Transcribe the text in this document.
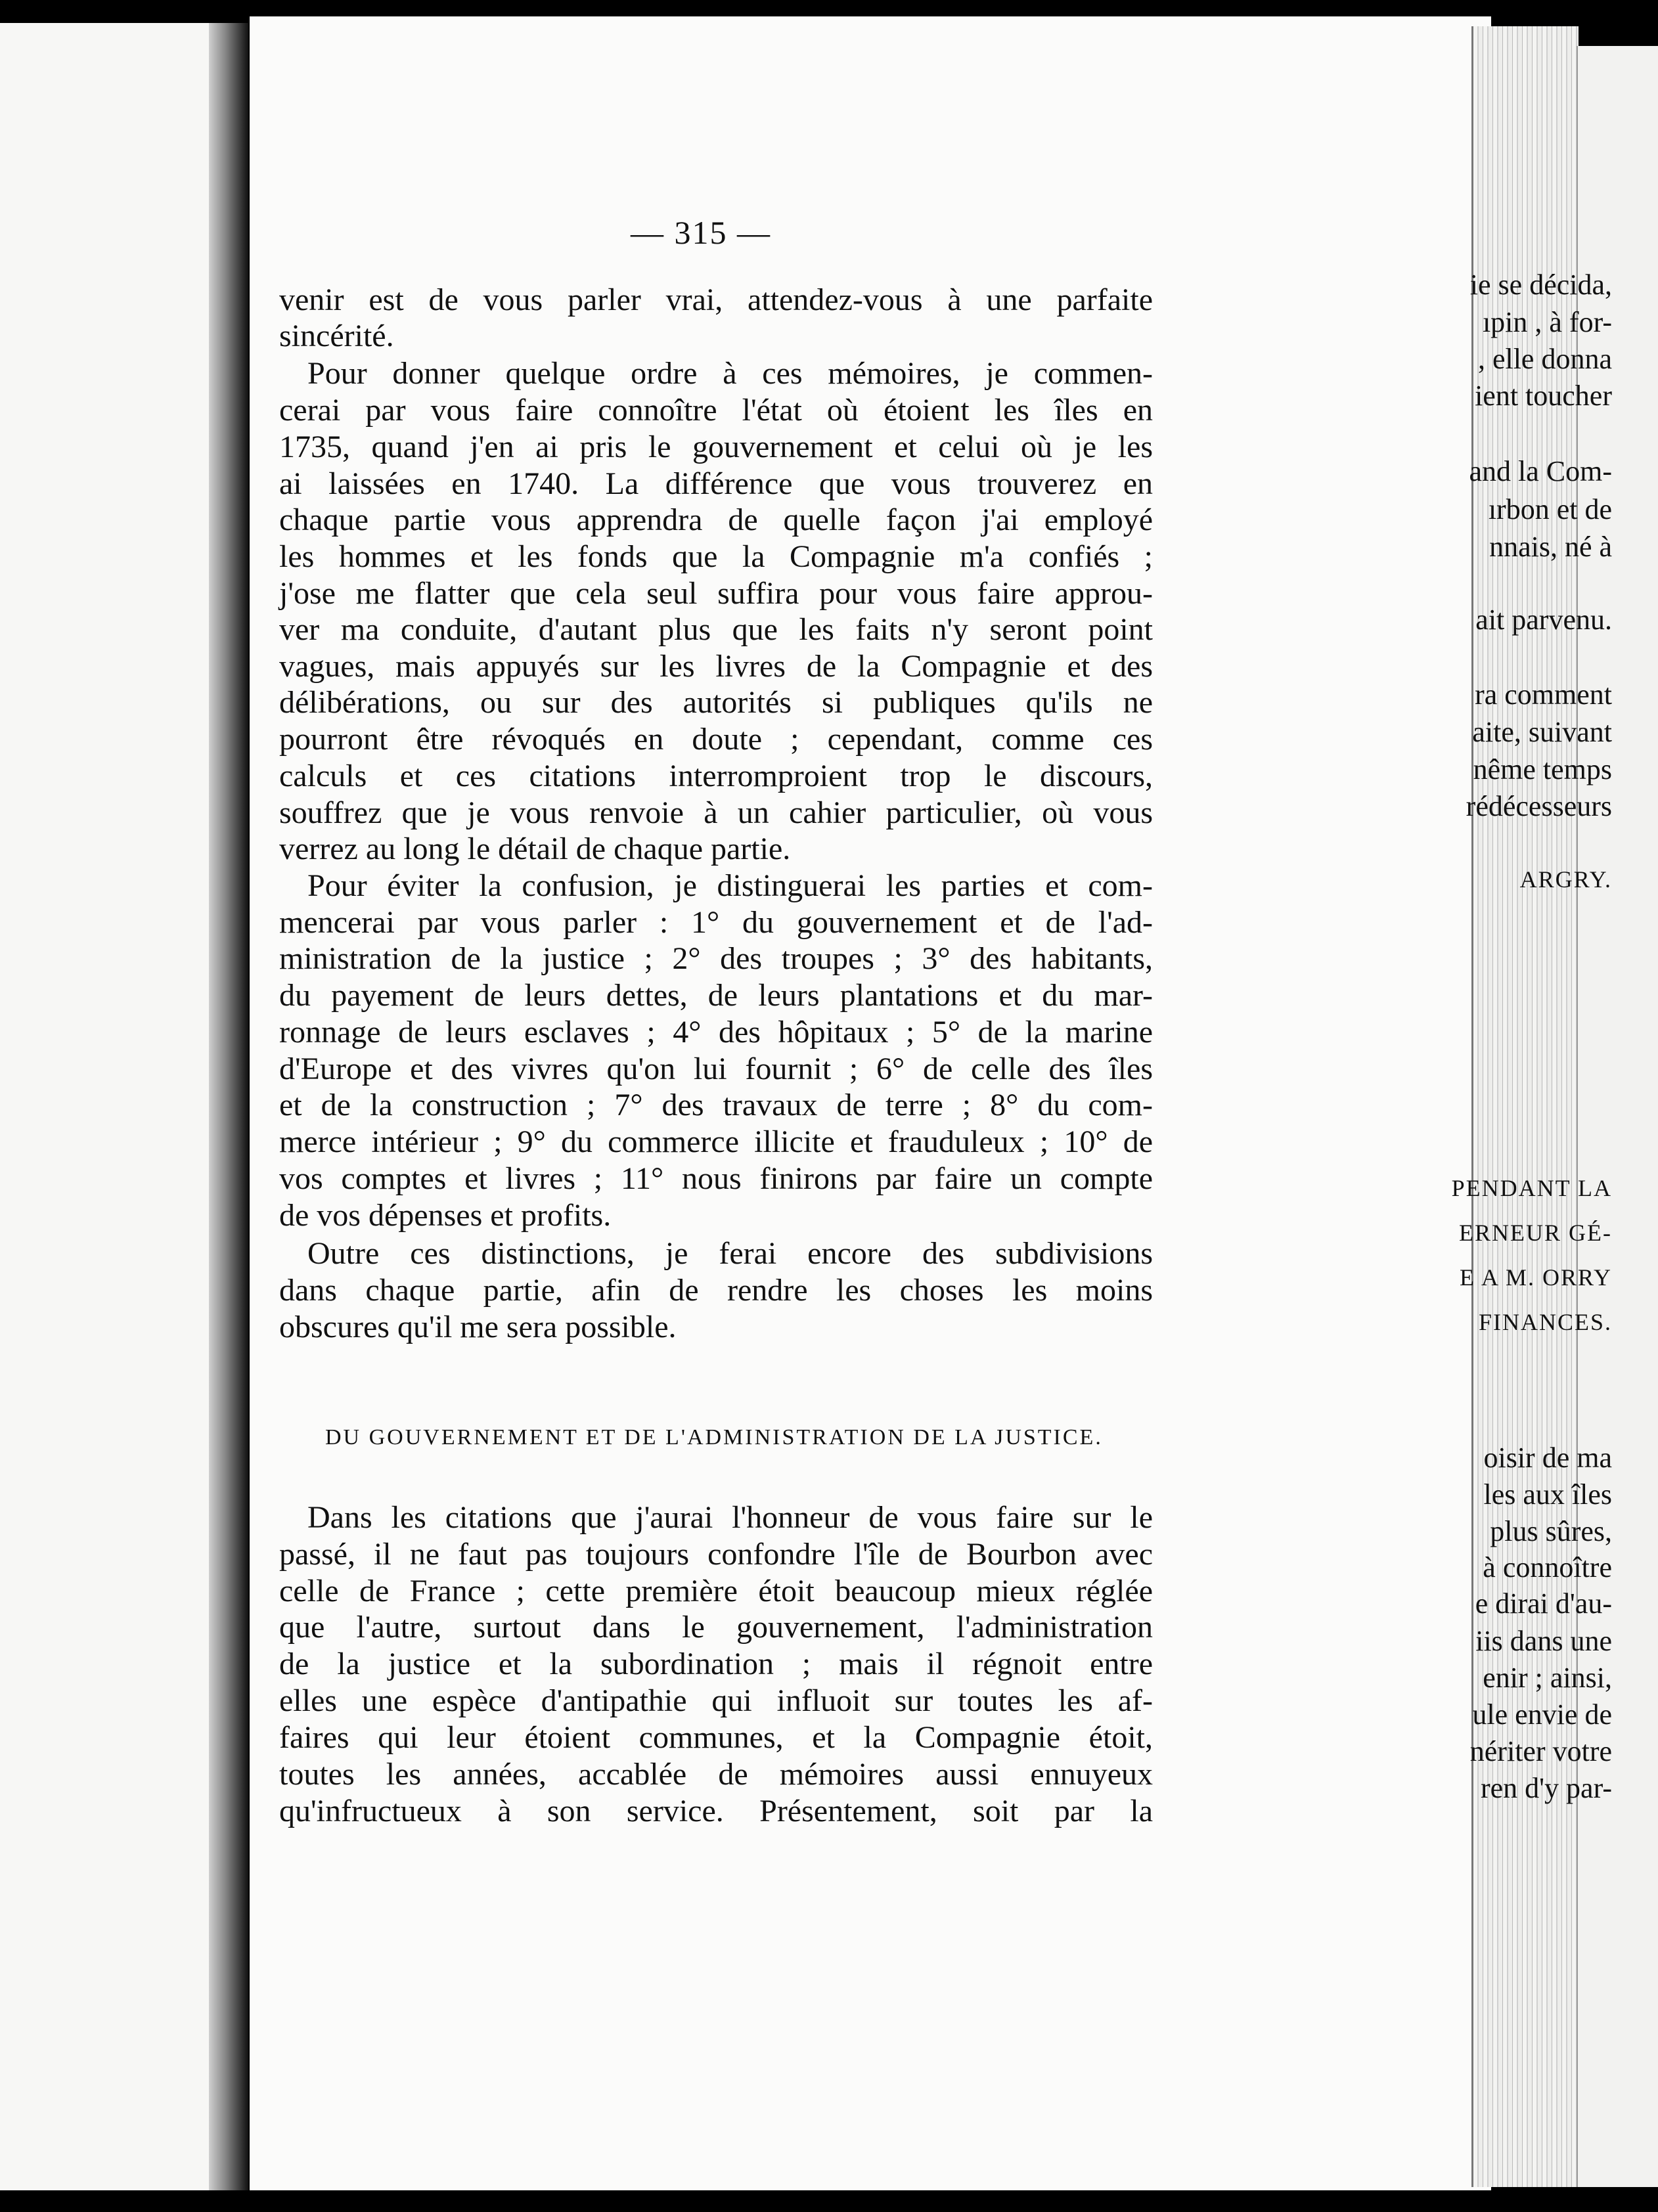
ie se décida,
ıpin , à for-
, elle donna
ient toucher
and la Com-
ırbon et de
nnais, né à
ait parvenu.
ra comment
aite, suivant
nême temps
rédécesseurs
ARGRY.
PENDANT LA
ERNEUR GÉ-
E A M. ORRY
FINANCES.
oisir de ma
les aux îles
plus sûres,
à connoître
e dirai d'au-
iis dans une
enir ; ainsi,
ule envie de
nériter votre
ren d'y par-
— 315 —
venir est de vous parler vrai, attendez-vous à une parfaite
sincérité.
Pour donner quelque ordre à ces mémoires, je commen-
cerai par vous faire connoître l'état où étoient les îles en
1735, quand j'en ai pris le gouvernement et celui où je les
ai laissées en 1740. La différence que vous trouverez en
chaque partie vous apprendra de quelle façon j'ai employé
les hommes et les fonds que la Compagnie m'a confiés ;
j'ose me flatter que cela seul suffira pour vous faire approu-
ver ma conduite, d'autant plus que les faits n'y seront point
vagues, mais appuyés sur les livres de la Compagnie et des
délibérations, ou sur des autorités si publiques qu'ils ne
pourront être révoqués en doute ; cependant, comme ces
calculs et ces citations interromproient trop le discours,
souffrez que je vous renvoie à un cahier particulier, où vous
verrez au long le détail de chaque partie.
Pour éviter la confusion, je distinguerai les parties et com-
mencerai par vous parler : 1° du gouvernement et de l'ad-
ministration de la justice ; 2° des troupes ; 3° des habitants,
du payement de leurs dettes, de leurs plantations et du mar-
ronnage de leurs esclaves ; 4° des hôpitaux ; 5° de la marine
d'Europe et des vivres qu'on lui fournit ; 6° de celle des îles
et de la construction ; 7° des travaux de terre ; 8° du com-
merce intérieur ; 9° du commerce illicite et frauduleux ; 10° de
vos comptes et livres ; 11° nous finirons par faire un compte
de vos dépenses et profits.
Outre ces distinctions, je ferai encore des subdivisions
dans chaque partie, afin de rendre les choses les moins
obscures qu'il me sera possible.
DU GOUVERNEMENT ET DE L'ADMINISTRATION DE LA JUSTICE.
Dans les citations que j'aurai l'honneur de vous faire sur le
passé, il ne faut pas toujours confondre l'île de Bourbon avec
celle de France ; cette première étoit beaucoup mieux réglée
que l'autre, surtout dans le gouvernement, l'administration
de la justice et la subordination ; mais il régnoit entre
elles une espèce d'antipathie qui influoit sur toutes les af-
faires qui leur étoient communes, et la Compagnie étoit,
toutes les années, accablée de mémoires aussi ennuyeux
qu'infructueux à son service. Présentement, soit par la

+ + + +

* Exercise aim
Search the listing for the word "citations". Copy every line in which it occurs.

* Result below
calculs et ces citations interromproient trop le discours,
Dans les citations que j'aurai l'honneur de vous faire sur le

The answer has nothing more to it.